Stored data
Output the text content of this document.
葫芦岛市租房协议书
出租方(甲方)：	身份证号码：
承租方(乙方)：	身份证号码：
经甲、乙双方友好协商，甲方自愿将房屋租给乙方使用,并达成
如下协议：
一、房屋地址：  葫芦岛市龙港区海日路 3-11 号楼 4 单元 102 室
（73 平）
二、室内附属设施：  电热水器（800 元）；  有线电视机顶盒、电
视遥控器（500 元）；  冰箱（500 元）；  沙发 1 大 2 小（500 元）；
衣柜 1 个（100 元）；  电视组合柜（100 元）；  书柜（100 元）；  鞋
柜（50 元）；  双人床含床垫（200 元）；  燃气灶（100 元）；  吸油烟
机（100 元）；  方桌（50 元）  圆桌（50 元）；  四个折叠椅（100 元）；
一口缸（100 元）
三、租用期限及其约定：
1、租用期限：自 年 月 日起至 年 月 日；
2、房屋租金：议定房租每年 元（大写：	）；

> TASK TO COMPLETE: Repeat the data precisely, reproducing every entry.

> THE REPLY:
Output the text content of this document.
葫芦岛市租房协议书
出租方(甲方)：	身份证号码：
承租方(乙方)：	身份证号码：
经甲、乙双方友好协商，甲方自愿将房屋租给乙方使用,并达成
如下协议：
一、房屋地址：  葫芦岛市龙港区海日路 3-11 号楼 4 单元 102 室
（73 平）
二、室内附属设施：  电热水器（800 元）；  有线电视机顶盒、电
视遥控器（500 元）；  冰箱（500 元）；  沙发 1 大 2 小（500 元）；
衣柜 1 个（100 元）；  电视组合柜（100 元）；  书柜（100 元）；  鞋
柜（50 元）；  双人床含床垫（200 元）；  燃气灶（100 元）；  吸油烟
机（100 元）；  方桌（50 元）  圆桌（50 元）；  四个折叠椅（100 元）；
一口缸（100 元）
三、租用期限及其约定：
1、租用期限：自 年 月 日起至 年 月 日；
2、房屋租金：议定房租每年 元（大写：	）；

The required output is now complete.